:: 依頼事項 ::
#1 SLAYERとの出会いを書いた本文で、筆者が合宿中のスタジオで弾くことになった曲は何か。
#2 SLAYERとの出会いを書いた本文を、最後の文の後から書き継げ。

:: 本文 ::

+===+

前項でザックリではあるが学生生活におけるサークルでのバンド活動を入学から卒業まで掻い摘んで書いてきたが(活発な課外活動的なこともあったがこれはまたいつか)、ここからはしばらく細かいところに触れながらバンドとアルバムを紹介していくことになる。

今回はSLAYER。今では前回のJudas priestと同じくらい敬愛しているが出会いは大学一年時の学祭を控えた夏合宿、宿泊部屋での同期モトノリとの一言である。

モ「今プロに誘われたスレイヤーまじでしんどいわー」

正直何言ってんのかわからなかった。それもそのはず、大学入学即メタルの洗礼を浴びただいじ少年はまだ『SLAYER』を知らなかったのだ。なぜか付き合いで合宿中のスタジオに行くことになり、そして担当のベースの先輩がなぜか不在で、そしてなぜか今プロに「4弦の開放を16分で良いからドラムに合わせて弾いてて」と言われ数分で音を上げることになる。弾いた曲はかの有名な『Angel of death』だった。

+===+

:: 保存データ ::

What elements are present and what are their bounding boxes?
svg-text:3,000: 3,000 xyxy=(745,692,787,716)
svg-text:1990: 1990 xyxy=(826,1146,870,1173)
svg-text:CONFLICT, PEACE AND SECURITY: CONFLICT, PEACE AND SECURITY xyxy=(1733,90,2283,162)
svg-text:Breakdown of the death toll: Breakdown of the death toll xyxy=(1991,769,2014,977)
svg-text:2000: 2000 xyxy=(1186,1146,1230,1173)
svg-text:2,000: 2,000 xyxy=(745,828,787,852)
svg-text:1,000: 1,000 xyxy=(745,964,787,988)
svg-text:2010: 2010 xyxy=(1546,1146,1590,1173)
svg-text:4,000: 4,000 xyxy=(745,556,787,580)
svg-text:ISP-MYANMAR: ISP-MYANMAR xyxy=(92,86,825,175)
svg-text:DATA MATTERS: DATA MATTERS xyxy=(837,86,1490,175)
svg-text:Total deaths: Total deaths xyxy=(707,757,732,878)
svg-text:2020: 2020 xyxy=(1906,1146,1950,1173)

+===+

:: 各項目の結果 ::
#1 『Angel of death』である。

#2
いろいろどーこー言う前に「なんて曲だ!」と言うのが正直なところだった。良いことも悪いこともゴッチャに混ざり合った感情と衝撃が頭の中を駆け巡る。

その後同期のよしみもあり、合宿が終わってからも学祭へ向けたスタジオ練習に見学に行くことが多かった。その中で他の曲も知っていくことになり迎えた学園祭。我が軽音楽部は教室をさながらライブハウスかの如く、本格的な音響、照明機材を借り学生たちの手でライブを全て作り上げていく、高校卒業して一年も経っていない人間にとってとんでもない世界が広がっていたのだ。お世話になりましたシャム猫カンパニーさん。

壊したら1000万円の弁償と言われ飲み食い厳禁のルールを敷かれた48チャンネルのPA卓に大音圧のスピーカーや録音機材、ストロボやピンスポなど当たり前の照明機器が続々組み上げられていく姿に、机や椅子を崩し会場設営をしながら心躍らせていた。

そしてその日のミーティングにてPA係になることになった。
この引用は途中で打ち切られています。